Data excerpts
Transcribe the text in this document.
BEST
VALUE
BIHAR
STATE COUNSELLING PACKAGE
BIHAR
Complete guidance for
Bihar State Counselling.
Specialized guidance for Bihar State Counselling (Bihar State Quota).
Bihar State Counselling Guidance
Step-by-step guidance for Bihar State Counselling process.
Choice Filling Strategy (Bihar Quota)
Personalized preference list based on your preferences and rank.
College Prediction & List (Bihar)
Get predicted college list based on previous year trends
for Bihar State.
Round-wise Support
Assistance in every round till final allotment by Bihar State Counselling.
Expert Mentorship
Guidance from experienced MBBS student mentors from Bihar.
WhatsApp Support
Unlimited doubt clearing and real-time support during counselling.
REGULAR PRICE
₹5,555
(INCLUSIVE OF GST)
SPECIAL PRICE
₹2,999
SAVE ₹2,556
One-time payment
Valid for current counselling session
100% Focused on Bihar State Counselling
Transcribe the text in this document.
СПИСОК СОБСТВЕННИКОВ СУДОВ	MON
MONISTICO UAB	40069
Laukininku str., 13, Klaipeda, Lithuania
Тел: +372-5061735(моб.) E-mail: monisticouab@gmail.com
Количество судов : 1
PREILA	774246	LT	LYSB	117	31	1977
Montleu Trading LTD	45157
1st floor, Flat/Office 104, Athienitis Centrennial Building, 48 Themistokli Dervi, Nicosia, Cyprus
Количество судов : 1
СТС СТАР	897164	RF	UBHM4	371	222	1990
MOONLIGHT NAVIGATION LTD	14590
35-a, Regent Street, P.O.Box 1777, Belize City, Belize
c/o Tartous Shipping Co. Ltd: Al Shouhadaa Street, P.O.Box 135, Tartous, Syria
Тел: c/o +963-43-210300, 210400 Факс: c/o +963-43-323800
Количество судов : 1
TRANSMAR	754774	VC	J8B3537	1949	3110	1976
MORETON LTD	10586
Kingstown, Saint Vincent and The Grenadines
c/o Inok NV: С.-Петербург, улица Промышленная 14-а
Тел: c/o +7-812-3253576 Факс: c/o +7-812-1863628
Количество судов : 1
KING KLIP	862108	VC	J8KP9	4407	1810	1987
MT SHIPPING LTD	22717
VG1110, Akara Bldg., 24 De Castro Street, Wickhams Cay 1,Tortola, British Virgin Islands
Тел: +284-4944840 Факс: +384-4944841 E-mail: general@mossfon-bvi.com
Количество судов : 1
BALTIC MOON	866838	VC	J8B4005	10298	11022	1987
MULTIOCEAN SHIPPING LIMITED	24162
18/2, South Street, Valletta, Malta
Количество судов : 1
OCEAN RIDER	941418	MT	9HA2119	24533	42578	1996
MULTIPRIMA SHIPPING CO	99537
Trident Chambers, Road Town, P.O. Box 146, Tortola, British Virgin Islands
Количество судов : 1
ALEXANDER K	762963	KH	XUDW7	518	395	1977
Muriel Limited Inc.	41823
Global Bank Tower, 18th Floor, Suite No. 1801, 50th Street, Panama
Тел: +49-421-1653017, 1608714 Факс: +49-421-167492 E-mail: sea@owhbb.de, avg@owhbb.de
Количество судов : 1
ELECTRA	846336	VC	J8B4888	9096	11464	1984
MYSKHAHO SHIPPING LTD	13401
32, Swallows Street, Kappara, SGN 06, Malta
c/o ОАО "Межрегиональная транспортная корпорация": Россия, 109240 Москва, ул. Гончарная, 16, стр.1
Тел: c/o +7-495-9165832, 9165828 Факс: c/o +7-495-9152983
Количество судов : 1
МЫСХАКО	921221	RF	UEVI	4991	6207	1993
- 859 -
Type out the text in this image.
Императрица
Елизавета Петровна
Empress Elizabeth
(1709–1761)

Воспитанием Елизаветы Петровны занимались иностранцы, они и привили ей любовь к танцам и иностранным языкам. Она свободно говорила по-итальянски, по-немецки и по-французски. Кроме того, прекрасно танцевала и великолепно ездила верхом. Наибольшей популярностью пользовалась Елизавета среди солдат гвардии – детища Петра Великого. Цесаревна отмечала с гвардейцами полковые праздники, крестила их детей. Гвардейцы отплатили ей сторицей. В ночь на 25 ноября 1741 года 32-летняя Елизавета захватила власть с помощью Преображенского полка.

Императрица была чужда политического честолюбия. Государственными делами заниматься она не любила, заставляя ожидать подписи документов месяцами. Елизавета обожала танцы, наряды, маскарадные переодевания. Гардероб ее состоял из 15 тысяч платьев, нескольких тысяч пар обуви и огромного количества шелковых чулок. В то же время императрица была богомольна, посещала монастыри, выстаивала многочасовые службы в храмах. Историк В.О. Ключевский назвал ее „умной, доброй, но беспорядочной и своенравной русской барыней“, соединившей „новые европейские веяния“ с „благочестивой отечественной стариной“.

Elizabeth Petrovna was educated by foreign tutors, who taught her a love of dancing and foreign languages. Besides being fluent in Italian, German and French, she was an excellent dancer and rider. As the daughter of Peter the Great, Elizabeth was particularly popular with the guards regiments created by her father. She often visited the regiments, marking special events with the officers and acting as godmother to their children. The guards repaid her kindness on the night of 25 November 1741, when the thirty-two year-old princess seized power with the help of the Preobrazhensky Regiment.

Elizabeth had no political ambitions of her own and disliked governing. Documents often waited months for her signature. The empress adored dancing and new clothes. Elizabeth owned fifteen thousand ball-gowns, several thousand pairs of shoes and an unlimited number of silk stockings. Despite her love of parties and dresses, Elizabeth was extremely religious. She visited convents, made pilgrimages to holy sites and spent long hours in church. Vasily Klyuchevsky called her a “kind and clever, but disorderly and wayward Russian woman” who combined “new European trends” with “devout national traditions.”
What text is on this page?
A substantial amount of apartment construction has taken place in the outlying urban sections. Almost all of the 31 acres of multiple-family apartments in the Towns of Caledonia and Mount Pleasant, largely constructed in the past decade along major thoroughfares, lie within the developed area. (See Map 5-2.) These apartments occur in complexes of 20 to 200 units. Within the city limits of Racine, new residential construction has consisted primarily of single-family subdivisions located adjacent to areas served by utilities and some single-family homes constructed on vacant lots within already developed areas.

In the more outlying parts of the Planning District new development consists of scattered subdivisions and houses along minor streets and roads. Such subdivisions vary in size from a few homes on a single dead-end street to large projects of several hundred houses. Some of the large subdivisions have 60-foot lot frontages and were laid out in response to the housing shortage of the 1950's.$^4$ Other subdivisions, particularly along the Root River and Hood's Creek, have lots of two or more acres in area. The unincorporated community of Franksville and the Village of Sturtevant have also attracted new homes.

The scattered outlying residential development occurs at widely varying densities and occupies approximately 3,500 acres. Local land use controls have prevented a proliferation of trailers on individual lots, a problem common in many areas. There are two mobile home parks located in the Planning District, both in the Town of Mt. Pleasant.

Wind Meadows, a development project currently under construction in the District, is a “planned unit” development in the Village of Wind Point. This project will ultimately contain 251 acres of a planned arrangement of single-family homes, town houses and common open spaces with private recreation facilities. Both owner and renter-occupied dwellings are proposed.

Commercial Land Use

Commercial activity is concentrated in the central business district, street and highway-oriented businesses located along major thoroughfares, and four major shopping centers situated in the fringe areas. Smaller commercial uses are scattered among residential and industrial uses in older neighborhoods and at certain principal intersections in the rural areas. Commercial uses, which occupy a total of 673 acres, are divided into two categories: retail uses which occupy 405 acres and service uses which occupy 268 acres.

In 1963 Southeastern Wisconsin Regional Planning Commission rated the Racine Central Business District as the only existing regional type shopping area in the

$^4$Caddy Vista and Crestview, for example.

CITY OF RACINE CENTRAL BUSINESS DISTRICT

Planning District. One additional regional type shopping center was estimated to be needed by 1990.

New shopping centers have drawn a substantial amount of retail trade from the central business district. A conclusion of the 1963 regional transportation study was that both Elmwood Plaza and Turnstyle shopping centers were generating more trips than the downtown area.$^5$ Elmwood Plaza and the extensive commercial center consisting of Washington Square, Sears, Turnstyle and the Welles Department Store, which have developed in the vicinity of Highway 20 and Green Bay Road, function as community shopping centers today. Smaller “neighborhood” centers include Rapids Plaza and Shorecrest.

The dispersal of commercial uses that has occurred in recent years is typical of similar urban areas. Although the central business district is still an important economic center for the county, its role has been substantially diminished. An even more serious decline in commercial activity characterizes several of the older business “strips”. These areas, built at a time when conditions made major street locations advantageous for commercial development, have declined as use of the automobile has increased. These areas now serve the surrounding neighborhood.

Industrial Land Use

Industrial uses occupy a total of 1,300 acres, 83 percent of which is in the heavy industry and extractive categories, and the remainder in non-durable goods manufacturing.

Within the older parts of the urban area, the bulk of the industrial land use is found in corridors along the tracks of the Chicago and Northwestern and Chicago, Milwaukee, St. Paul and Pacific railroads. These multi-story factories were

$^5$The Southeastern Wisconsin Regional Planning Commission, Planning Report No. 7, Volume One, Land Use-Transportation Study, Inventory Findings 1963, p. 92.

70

WHAT YOU SHOULD DO — Locate the word "Wisconsin" in the entries, and copy every line where it is found.

SOLUTION TO THE EXERCISE —
In 1963 Southeastern Wisconsin Regional Planning Commission rated the Racine Central Business District as the only existing regional type shopping area in the
$^5$The Southeastern Wisconsin Regional Planning Commission, Planning Report No. 7, Volume One, Land Use-Transportation Study, Inventory Findings 1963, p. 92.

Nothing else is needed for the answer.